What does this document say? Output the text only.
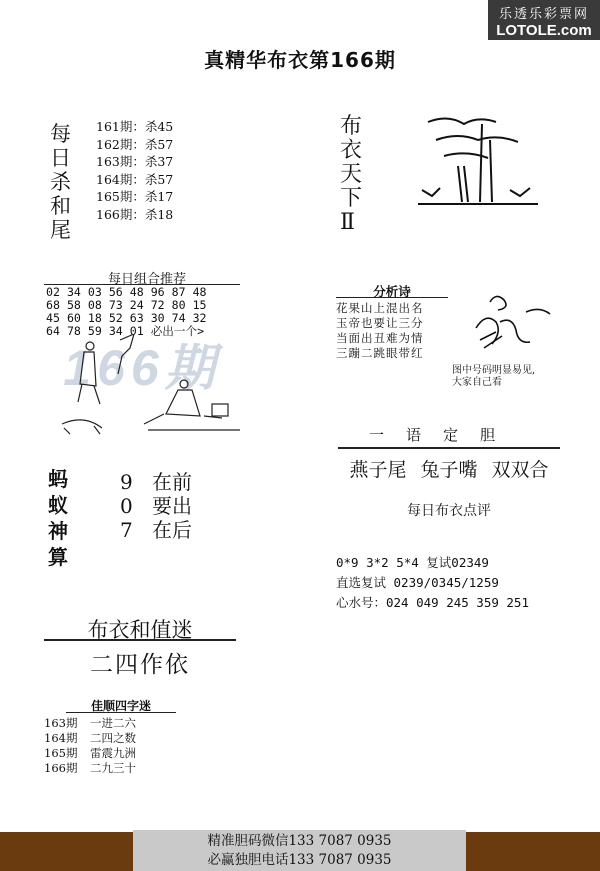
乐透乐彩票网
LOTOLE.com
真精华布衣第166期
每日杀和尾
161期：杀45
162期：杀57
163期：杀37
164期：杀57
165期：杀17
166期：杀18
每日组合推荐
166期
02 34 03 56 48 96 87 48
68 58 08 73 24 72 80 15
45 60 18 52 63 30 74 32
64 78 59 34 01 必出一个>
蚂蚁神算
9 在前
0 要出
7 在后
布衣和值迷
二四作依
佳顺四字迷
163期 一进二六
164期 二四之数
165期 雷震九洲
166期 二九三十
布衣天下Ⅱ
分析诗
花果山上混出名
玉帝也要让三分
当面出丑难为情
三蹦二跳眼带红
图中号码明显易见,
大家自己看
一语定胆
燕子尾 兔子嘴 双双合
每日布衣点评
0*9 3*2 5*4 复试02349
直选复试 0239/0345/1259
心水号：024 049 245 359 251
精准胆码微信133 7087 0935
必赢独胆电话133 7087 0935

Written request:
The data above should be repeated exactly, minus any pictures.

Solution:
What does this document say? Output the text only.
乐透乐彩票网
LOTOLE.com
真精华布衣第166期
每日杀和尾
161期：杀45
162期：杀57
163期：杀37
164期：杀57
165期：杀17
166期：杀18
每日组合推荐
166期
02 34 03 56 48 96 87 48
68 58 08 73 24 72 80 15
45 60 18 52 63 30 74 32
64 78 59 34 01 必出一个>
蚂蚁神算
9 在前
0 要出
7 在后
布衣和值迷
二四作依
佳顺四字迷
163期 一进二六
164期 二四之数
165期 雷震九洲
166期 二九三十
布衣天下Ⅱ
分析诗
花果山上混出名
玉帝也要让三分
当面出丑难为情
三蹦二跳眼带红
图中号码明显易见,
大家自己看
一语定胆
燕子尾 兔子嘴 双双合
每日布衣点评
0*9 3*2 5*4 复试02349
直选复试 0239/0345/1259
心水号：024 049 245 359 251
精准胆码微信133 7087 0935
必赢独胆电话133 7087 0935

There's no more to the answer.